━━━ Supplied material ━━━

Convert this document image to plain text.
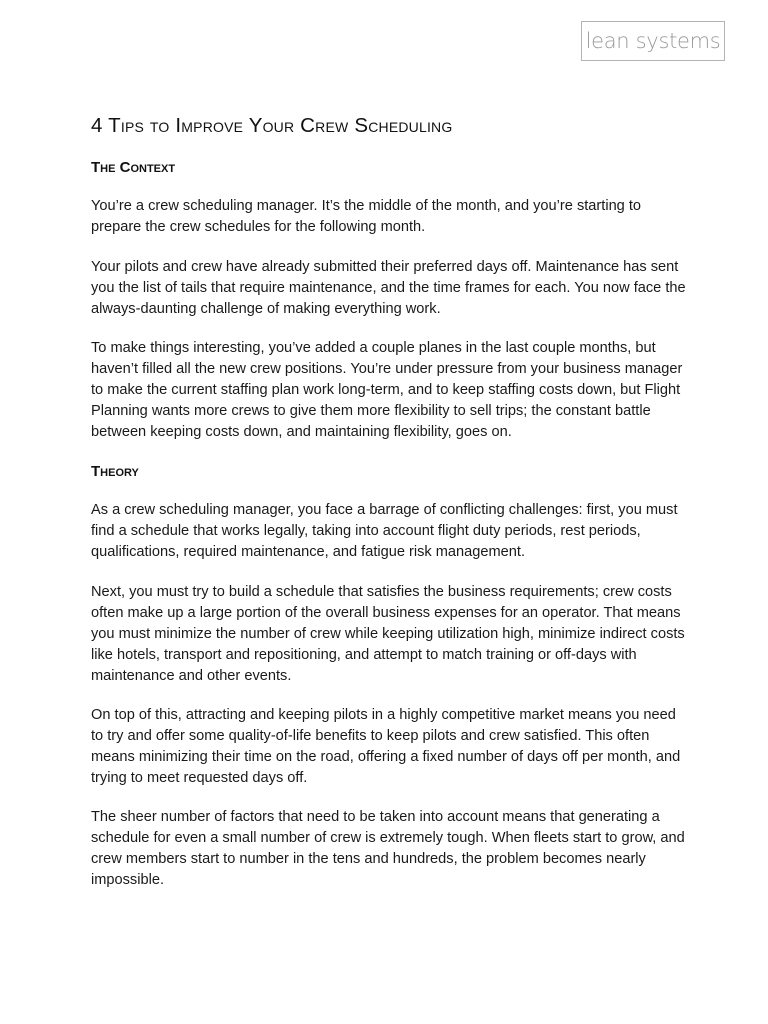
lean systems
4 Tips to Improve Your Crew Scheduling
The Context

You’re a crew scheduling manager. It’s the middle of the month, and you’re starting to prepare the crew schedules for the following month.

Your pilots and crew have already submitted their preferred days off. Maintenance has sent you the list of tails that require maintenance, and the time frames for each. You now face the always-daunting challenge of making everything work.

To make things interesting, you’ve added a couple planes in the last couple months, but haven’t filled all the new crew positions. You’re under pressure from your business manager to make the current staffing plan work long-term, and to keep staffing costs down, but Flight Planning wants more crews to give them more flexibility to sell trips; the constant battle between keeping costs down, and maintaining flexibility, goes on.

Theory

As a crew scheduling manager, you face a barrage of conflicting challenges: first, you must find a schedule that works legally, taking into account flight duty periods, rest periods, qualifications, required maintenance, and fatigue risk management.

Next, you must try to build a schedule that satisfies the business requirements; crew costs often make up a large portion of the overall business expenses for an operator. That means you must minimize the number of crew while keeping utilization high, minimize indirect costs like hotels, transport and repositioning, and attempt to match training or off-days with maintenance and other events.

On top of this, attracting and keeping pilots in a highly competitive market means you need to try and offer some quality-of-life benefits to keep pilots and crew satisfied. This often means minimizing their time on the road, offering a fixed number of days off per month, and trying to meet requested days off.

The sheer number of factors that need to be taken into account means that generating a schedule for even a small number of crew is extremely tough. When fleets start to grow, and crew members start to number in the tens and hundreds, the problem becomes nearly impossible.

━━━
━━━ Supplied material ━━━

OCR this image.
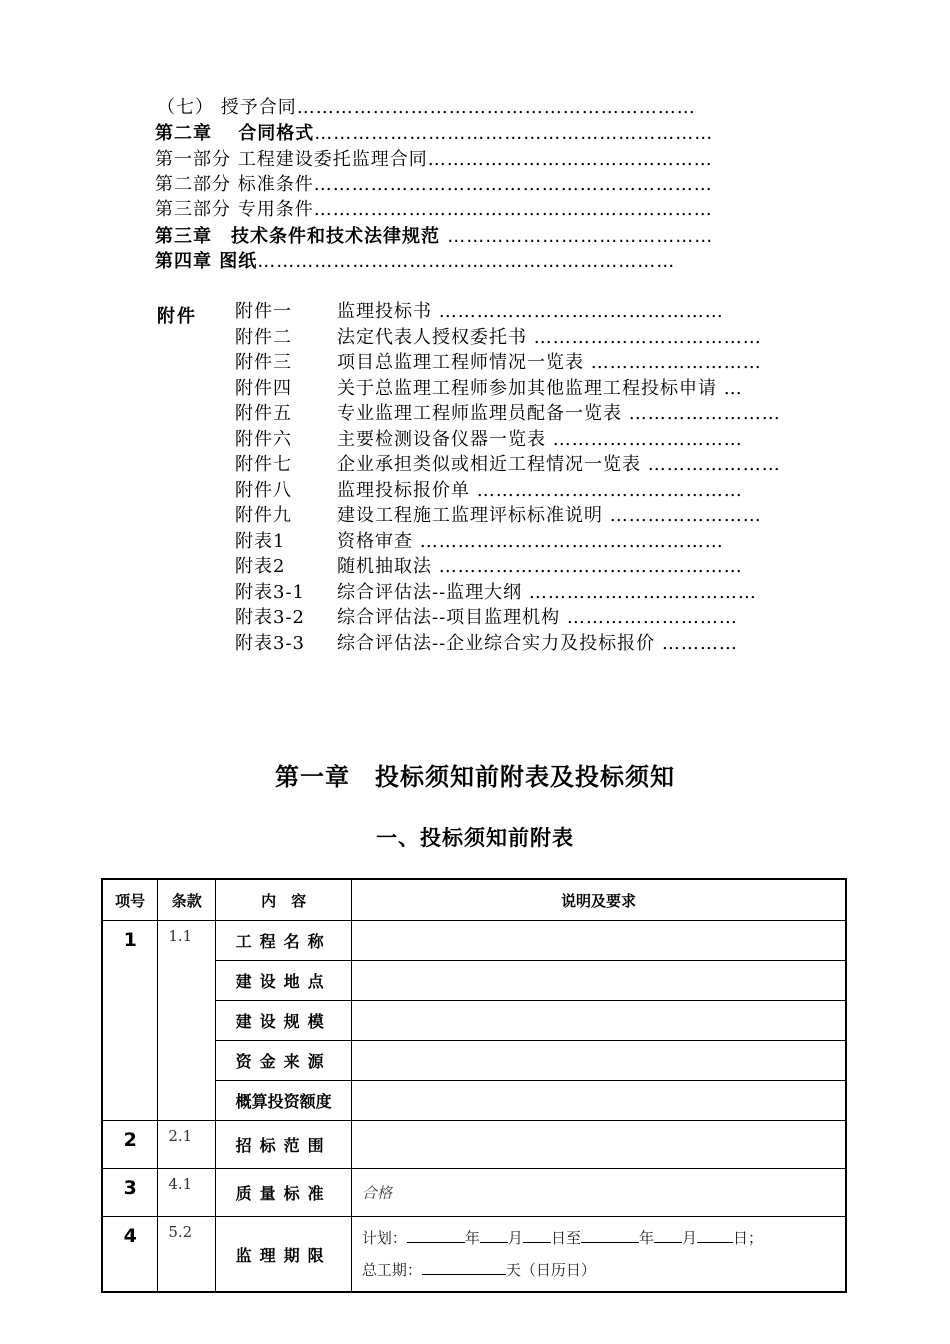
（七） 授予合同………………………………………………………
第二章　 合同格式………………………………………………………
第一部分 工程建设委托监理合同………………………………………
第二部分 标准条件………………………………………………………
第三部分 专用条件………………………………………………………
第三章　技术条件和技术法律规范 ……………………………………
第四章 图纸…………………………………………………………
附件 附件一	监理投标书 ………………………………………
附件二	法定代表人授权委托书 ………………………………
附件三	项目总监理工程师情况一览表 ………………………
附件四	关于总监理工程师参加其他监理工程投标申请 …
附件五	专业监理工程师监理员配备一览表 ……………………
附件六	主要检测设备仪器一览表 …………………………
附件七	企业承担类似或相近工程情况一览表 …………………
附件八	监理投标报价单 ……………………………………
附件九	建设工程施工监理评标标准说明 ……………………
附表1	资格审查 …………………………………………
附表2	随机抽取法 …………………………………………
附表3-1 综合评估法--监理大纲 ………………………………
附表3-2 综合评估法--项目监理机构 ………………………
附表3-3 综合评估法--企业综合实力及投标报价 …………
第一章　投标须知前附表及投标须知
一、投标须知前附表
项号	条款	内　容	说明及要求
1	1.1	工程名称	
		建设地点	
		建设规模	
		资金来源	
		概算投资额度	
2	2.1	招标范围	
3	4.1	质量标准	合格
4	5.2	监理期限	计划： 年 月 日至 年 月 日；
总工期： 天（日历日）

━━━

**Given instruction**:
Whenever "this" turns up in a line, pick that line out.

**Exercise solution**:
Convert this document image to plain text.
On top of this, attracting and keeping pilots in a highly competitive market means you need to try and offer some quality-of-life benefits to keep pilots and crew satisfied. This often means minimizing their time on the road, offering a fixed number of days off per month, and trying to meet requested days off.
OCR this image.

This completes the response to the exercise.